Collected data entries
▼

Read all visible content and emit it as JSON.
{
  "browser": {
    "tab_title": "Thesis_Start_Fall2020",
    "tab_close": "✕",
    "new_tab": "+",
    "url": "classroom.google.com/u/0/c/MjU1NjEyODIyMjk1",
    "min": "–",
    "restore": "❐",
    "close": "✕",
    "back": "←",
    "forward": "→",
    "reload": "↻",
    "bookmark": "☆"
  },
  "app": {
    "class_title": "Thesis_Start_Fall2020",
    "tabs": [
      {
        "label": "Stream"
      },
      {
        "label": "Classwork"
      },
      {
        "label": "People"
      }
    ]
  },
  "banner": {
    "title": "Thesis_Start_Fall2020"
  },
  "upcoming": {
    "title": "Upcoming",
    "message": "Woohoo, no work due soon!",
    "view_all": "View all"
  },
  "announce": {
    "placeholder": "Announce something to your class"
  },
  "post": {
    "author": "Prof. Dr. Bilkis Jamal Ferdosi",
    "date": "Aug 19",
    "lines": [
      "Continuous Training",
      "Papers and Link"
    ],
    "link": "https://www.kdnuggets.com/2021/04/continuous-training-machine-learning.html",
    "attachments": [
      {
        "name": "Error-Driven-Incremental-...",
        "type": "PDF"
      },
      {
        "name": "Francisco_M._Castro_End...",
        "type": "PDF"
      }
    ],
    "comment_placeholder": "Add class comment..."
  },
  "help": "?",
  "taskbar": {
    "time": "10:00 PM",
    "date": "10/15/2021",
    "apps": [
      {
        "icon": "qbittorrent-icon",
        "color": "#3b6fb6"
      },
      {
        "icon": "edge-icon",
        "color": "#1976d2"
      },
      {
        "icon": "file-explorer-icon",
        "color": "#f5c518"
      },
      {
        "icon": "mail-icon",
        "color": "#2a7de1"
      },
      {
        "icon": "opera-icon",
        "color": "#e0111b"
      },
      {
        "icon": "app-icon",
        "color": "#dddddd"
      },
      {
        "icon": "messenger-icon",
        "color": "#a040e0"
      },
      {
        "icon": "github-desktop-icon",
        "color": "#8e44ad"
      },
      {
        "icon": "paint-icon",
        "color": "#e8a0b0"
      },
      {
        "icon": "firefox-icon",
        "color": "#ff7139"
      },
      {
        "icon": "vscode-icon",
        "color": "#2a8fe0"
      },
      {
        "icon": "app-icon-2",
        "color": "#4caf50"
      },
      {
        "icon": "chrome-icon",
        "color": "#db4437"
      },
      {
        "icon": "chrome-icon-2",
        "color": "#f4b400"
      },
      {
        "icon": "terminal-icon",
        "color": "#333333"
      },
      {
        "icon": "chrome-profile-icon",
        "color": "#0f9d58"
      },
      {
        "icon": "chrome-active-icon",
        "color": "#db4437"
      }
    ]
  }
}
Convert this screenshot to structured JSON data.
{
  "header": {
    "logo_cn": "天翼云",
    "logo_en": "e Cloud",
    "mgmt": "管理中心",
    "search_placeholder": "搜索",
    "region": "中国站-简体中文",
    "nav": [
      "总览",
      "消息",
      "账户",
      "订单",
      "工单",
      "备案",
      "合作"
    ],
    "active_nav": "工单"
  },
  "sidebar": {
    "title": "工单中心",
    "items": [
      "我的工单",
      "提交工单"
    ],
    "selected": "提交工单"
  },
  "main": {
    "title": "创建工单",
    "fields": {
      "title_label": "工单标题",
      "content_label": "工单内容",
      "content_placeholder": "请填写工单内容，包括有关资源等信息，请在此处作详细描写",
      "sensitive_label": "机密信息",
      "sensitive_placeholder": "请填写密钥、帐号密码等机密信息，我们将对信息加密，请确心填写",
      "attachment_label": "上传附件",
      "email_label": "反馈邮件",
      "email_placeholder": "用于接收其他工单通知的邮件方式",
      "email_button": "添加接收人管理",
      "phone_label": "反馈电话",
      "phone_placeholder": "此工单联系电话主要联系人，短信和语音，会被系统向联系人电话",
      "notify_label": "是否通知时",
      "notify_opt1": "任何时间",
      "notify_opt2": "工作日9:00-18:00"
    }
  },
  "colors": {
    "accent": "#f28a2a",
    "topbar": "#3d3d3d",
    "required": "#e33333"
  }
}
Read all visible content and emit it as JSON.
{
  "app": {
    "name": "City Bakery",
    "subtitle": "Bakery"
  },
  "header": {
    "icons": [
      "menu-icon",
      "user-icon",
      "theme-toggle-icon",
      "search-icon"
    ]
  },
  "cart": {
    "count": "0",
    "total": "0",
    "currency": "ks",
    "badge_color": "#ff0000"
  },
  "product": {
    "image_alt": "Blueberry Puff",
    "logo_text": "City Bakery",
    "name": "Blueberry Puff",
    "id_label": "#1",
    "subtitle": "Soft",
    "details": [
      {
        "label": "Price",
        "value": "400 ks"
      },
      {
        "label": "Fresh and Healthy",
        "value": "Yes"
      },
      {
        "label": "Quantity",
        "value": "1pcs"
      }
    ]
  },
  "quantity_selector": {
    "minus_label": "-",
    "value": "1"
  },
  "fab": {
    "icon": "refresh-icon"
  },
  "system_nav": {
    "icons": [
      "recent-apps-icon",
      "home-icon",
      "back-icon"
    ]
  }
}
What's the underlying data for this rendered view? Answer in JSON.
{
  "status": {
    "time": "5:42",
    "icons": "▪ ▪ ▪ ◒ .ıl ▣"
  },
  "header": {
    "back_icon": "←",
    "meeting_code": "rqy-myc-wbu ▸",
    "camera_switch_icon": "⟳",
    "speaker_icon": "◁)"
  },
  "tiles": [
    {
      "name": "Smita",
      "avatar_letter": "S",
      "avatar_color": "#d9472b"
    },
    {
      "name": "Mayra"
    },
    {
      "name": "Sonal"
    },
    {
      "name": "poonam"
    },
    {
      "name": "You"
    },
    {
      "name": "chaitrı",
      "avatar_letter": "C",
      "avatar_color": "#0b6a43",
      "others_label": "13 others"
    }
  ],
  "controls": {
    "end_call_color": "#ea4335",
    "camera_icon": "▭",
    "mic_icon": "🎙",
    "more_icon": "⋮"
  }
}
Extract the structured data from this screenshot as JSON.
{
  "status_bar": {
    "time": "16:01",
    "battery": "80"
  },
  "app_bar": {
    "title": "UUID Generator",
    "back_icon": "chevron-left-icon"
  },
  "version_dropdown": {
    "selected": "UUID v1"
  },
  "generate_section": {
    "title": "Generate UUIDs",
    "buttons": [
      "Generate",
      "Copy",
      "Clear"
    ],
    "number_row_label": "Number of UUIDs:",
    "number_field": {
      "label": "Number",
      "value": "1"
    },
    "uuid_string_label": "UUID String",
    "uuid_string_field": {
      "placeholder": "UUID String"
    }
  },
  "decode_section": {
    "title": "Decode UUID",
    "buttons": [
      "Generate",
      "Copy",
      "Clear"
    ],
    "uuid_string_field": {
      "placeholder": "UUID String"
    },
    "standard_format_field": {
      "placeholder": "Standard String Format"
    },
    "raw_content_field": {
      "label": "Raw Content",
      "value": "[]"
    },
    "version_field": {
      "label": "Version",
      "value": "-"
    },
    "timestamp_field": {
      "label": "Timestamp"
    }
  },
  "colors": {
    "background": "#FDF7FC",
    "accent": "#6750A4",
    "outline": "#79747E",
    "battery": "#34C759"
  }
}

▲

▸ **Exercise description**
Set out the complete listing exactly as shown.

▸ **Full output**
Read all visible content and emit it as JSON.
{
  "browser": {
    "tab_title": "Thesis_Start_Fall2020",
    "tab_close": "✕",
    "new_tab": "+",
    "url": "classroom.google.com/u/0/c/MjU1NjEyODIyMjk1",
    "min": "–",
    "restore": "❐",
    "close": "✕",
    "back": "←",
    "forward": "→",
    "reload": "↻",
    "bookmark": "☆"
  },
  "app": {
    "class_title": "Thesis_Start_Fall2020",
    "tabs": [
      {
        "label": "Stream"
      },
      {
        "label": "Classwork"
      },
      {
        "label": "People"
      }
    ]
  },
  "banner": {
    "title": "Thesis_Start_Fall2020"
  },
  "upcoming": {
    "title": "Upcoming",
    "message": "Woohoo, no work due soon!",
    "view_all": "View all"
  },
  "announce": {
    "placeholder": "Announce something to your class"
  },
  "post": {
    "author": "Prof. Dr. Bilkis Jamal Ferdosi",
    "date": "Aug 19",
    "lines": [
      "Continuous Training",
      "Papers and Link"
    ],
    "link": "https://www.kdnuggets.com/2021/04/continuous-training-machine-learning.html",
    "attachments": [
      {
        "name": "Error-Driven-Incremental-...",
        "type": "PDF"
      },
      {
        "name": "Francisco_M._Castro_End...",
        "type": "PDF"
      }
    ],
    "comment_placeholder": "Add class comment..."
  },
  "help": "?",
  "taskbar": {
    "time": "10:00 PM",
    "date": "10/15/2021",
    "apps": [
      {
        "icon": "qbittorrent-icon",
        "color": "#3b6fb6"
      },
      {
        "icon": "edge-icon",
        "color": "#1976d2"
      },
      {
        "icon": "file-explorer-icon",
        "color": "#f5c518"
      },
      {
        "icon": "mail-icon",
        "color": "#2a7de1"
      },
      {
        "icon": "opera-icon",
        "color": "#e0111b"
      },
      {
        "icon": "app-icon",
        "color": "#dddddd"
      },
      {
        "icon": "messenger-icon",
        "color": "#a040e0"
      },
      {
        "icon": "github-desktop-icon",
        "color": "#8e44ad"
      },
      {
        "icon": "paint-icon",
        "color": "#e8a0b0"
      },
      {
        "icon": "firefox-icon",
        "color": "#ff7139"
      },
      {
        "icon": "vscode-icon",
        "color": "#2a8fe0"
      },
      {
        "icon": "app-icon-2",
        "color": "#4caf50"
      },
      {
        "icon": "chrome-icon",
        "color": "#db4437"
      },
      {
        "icon": "chrome-icon-2",
        "color": "#f4b400"
      },
      {
        "icon": "terminal-icon",
        "color": "#333333"
      },
      {
        "icon": "chrome-profile-icon",
        "color": "#0f9d58"
      },
      {
        "icon": "chrome-active-icon",
        "color": "#db4437"
      }
    ]
  }
}
Convert this screenshot to structured JSON data.
{
  "header": {
    "logo_cn": "天翼云",
    "logo_en": "e Cloud",
    "mgmt": "管理中心",
    "search_placeholder": "搜索",
    "region": "中国站-简体中文",
    "nav": [
      "总览",
      "消息",
      "账户",
      "订单",
      "工单",
      "备案",
      "合作"
    ],
    "active_nav": "工单"
  },
  "sidebar": {
    "title": "工单中心",
    "items": [
      "我的工单",
      "提交工单"
    ],
    "selected": "提交工单"
  },
  "main": {
    "title": "创建工单",
    "fields": {
      "title_label": "工单标题",
      "content_label": "工单内容",
      "content_placeholder": "请填写工单内容，包括有关资源等信息，请在此处作详细描写",
      "sensitive_label": "机密信息",
      "sensitive_placeholder": "请填写密钥、帐号密码等机密信息，我们将对信息加密，请确心填写",
      "attachment_label": "上传附件",
      "email_label": "反馈邮件",
      "email_placeholder": "用于接收其他工单通知的邮件方式",
      "email_button": "添加接收人管理",
      "phone_label": "反馈电话",
      "phone_placeholder": "此工单联系电话主要联系人，短信和语音，会被系统向联系人电话",
      "notify_label": "是否通知时",
      "notify_opt1": "任何时间",
      "notify_opt2": "工作日9:00-18:00"
    }
  },
  "colors": {
    "accent": "#f28a2a",
    "topbar": "#3d3d3d",
    "required": "#e33333"
  }
}
Read all visible content and emit it as JSON.
{
  "app": {
    "name": "City Bakery",
    "subtitle": "Bakery"
  },
  "header": {
    "icons": [
      "menu-icon",
      "user-icon",
      "theme-toggle-icon",
      "search-icon"
    ]
  },
  "cart": {
    "count": "0",
    "total": "0",
    "currency": "ks",
    "badge_color": "#ff0000"
  },
  "product": {
    "image_alt": "Blueberry Puff",
    "logo_text": "City Bakery",
    "name": "Blueberry Puff",
    "id_label": "#1",
    "subtitle": "Soft",
    "details": [
      {
        "label": "Price",
        "value": "400 ks"
      },
      {
        "label": "Fresh and Healthy",
        "value": "Yes"
      },
      {
        "label": "Quantity",
        "value": "1pcs"
      }
    ]
  },
  "quantity_selector": {
    "minus_label": "-",
    "value": "1"
  },
  "fab": {
    "icon": "refresh-icon"
  },
  "system_nav": {
    "icons": [
      "recent-apps-icon",
      "home-icon",
      "back-icon"
    ]
  }
}
What's the underlying data for this rendered view? Answer in JSON.
{
  "status": {
    "time": "5:42",
    "icons": "▪ ▪ ▪ ◒ .ıl ▣"
  },
  "header": {
    "back_icon": "←",
    "meeting_code": "rqy-myc-wbu ▸",
    "camera_switch_icon": "⟳",
    "speaker_icon": "◁)"
  },
  "tiles": [
    {
      "name": "Smita",
      "avatar_letter": "S",
      "avatar_color": "#d9472b"
    },
    {
      "name": "Mayra"
    },
    {
      "name": "Sonal"
    },
    {
      "name": "poonam"
    },
    {
      "name": "You"
    },
    {
      "name": "chaitrı",
      "avatar_letter": "C",
      "avatar_color": "#0b6a43",
      "others_label": "13 others"
    }
  ],
  "controls": {
    "end_call_color": "#ea4335",
    "camera_icon": "▭",
    "mic_icon": "🎙",
    "more_icon": "⋮"
  }
}
Extract the structured data from this screenshot as JSON.
{
  "status_bar": {
    "time": "16:01",
    "battery": "80"
  },
  "app_bar": {
    "title": "UUID Generator",
    "back_icon": "chevron-left-icon"
  },
  "version_dropdown": {
    "selected": "UUID v1"
  },
  "generate_section": {
    "title": "Generate UUIDs",
    "buttons": [
      "Generate",
      "Copy",
      "Clear"
    ],
    "number_row_label": "Number of UUIDs:",
    "number_field": {
      "label": "Number",
      "value": "1"
    },
    "uuid_string_label": "UUID String",
    "uuid_string_field": {
      "placeholder": "UUID String"
    }
  },
  "decode_section": {
    "title": "Decode UUID",
    "buttons": [
      "Generate",
      "Copy",
      "Clear"
    ],
    "uuid_string_field": {
      "placeholder": "UUID String"
    },
    "standard_format_field": {
      "placeholder": "Standard String Format"
    },
    "raw_content_field": {
      "label": "Raw Content",
      "value": "[]"
    },
    "version_field": {
      "label": "Version",
      "value": "-"
    },
    "timestamp_field": {
      "label": "Timestamp"
    }
  },
  "colors": {
    "background": "#FDF7FC",
    "accent": "#6750A4",
    "outline": "#79747E",
    "battery": "#34C759"
  }
}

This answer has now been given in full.